Extracted records:
□ □ □ □

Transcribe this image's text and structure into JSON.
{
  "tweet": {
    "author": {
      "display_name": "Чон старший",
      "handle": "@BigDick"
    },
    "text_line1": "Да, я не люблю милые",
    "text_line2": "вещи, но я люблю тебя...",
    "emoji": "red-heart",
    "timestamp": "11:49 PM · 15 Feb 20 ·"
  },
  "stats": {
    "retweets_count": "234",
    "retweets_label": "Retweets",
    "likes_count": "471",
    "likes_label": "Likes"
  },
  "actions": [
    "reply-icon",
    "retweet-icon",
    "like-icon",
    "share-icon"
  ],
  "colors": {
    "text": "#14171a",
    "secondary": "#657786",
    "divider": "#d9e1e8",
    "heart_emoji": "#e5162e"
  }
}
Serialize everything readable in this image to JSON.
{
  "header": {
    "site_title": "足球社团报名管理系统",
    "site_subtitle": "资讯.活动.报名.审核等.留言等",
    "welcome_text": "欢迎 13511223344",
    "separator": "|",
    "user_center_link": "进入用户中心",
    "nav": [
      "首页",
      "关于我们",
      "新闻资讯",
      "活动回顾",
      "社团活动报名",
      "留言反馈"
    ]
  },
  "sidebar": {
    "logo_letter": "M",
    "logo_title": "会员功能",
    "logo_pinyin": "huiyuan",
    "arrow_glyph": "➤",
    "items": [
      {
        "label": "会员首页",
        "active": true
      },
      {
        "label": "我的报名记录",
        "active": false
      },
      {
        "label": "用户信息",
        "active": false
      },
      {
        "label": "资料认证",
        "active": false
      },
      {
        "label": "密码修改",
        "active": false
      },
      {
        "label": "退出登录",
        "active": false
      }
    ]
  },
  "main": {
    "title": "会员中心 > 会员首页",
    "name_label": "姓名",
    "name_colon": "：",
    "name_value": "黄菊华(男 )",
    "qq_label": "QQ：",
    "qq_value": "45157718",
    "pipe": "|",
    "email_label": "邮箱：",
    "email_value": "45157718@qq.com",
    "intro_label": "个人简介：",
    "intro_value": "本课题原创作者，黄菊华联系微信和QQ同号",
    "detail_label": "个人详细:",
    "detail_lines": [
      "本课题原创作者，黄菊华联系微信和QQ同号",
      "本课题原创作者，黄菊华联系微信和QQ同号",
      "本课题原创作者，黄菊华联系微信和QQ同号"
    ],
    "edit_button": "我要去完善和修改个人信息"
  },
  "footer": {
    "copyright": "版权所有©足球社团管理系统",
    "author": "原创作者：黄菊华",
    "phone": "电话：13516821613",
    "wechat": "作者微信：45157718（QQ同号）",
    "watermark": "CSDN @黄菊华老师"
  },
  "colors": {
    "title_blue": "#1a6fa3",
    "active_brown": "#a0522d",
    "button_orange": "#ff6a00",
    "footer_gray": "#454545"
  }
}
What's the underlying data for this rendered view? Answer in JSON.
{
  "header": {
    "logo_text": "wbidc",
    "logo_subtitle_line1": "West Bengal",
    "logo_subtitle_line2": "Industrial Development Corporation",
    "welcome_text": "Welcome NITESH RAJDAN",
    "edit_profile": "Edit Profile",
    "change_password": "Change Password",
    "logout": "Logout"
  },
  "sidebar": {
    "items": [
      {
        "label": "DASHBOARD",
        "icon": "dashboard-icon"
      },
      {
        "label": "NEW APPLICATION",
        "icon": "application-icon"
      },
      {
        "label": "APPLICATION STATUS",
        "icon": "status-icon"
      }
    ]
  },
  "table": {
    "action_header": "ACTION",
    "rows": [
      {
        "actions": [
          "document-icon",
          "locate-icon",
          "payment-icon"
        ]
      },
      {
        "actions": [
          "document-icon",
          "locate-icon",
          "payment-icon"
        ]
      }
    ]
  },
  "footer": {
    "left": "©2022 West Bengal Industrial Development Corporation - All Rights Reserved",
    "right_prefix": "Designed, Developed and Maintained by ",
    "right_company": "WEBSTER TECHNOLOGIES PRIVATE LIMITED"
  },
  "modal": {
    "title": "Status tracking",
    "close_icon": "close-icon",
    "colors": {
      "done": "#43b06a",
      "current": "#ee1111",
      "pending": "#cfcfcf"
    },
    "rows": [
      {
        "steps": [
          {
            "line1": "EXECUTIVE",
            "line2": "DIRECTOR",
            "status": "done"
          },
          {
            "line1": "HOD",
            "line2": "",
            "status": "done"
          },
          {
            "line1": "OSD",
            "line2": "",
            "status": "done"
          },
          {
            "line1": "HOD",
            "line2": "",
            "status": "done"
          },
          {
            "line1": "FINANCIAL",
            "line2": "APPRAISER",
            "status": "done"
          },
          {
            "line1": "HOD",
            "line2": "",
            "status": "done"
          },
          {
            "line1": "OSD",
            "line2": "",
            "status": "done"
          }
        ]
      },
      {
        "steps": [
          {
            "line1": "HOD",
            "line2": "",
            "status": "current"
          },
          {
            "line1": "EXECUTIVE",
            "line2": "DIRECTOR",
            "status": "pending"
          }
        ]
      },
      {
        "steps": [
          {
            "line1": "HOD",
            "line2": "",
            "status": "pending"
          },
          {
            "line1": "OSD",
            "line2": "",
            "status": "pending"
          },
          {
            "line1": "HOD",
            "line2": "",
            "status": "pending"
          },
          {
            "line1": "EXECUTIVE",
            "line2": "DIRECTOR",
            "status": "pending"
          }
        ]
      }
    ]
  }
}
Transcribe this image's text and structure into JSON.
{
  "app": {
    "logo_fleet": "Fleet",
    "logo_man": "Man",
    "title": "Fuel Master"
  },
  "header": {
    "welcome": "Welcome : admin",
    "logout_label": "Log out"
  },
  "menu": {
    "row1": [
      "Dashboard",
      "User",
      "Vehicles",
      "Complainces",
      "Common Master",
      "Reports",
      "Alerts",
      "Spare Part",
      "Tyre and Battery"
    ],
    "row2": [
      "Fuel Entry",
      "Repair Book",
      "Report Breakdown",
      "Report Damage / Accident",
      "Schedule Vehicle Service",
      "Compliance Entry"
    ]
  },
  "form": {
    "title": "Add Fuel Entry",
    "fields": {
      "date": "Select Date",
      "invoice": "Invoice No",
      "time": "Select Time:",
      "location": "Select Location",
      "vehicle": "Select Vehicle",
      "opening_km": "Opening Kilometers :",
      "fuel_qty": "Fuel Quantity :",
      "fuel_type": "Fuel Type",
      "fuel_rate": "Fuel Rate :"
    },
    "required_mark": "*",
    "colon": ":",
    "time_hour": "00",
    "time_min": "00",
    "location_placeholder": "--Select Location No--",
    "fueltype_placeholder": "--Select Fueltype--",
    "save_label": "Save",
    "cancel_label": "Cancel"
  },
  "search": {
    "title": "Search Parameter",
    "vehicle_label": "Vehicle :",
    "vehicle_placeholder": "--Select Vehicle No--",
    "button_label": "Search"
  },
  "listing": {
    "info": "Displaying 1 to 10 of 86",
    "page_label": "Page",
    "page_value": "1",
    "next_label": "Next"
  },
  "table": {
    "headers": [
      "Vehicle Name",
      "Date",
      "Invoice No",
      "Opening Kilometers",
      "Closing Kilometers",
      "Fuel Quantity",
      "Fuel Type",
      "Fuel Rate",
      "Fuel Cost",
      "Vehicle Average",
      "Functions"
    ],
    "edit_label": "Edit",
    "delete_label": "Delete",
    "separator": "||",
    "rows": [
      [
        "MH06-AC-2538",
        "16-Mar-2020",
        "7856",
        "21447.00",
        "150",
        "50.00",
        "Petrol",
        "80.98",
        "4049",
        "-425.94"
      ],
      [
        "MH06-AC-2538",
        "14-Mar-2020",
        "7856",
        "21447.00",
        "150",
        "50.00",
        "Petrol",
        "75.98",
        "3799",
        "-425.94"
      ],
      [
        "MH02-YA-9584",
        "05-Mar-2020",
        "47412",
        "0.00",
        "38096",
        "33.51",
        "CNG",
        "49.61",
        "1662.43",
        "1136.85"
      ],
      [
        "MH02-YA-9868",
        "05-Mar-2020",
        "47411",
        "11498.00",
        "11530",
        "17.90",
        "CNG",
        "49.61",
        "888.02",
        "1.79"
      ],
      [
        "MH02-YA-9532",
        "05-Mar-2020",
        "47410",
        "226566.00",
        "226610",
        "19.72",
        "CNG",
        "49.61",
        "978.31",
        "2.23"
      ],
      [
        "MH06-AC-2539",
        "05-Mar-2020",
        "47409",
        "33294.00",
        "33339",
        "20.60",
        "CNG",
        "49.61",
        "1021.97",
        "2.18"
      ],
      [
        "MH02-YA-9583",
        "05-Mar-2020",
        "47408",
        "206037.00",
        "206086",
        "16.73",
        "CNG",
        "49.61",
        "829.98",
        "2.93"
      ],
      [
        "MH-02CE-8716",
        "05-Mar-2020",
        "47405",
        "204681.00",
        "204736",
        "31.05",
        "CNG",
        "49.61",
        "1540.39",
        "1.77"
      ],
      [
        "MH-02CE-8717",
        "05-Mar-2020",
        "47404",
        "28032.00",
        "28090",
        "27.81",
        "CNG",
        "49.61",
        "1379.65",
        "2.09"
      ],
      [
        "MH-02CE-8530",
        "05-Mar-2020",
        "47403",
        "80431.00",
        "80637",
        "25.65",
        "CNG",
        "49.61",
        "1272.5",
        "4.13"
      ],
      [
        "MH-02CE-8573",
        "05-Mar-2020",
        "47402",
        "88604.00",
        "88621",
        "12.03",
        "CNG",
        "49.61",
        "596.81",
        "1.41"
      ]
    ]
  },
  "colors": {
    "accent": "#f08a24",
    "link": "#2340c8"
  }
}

□ □ □ □

=== What to work on ===
Select, from the listing, all lines that include the word "this".

=== Output ===
Transcribe this image's text and structure into JSON.
Serialize everything readable in this image to JSON.
What's the underlying data for this rendered view? Answer in JSON.
Transcribe this image's text and structure into JSON.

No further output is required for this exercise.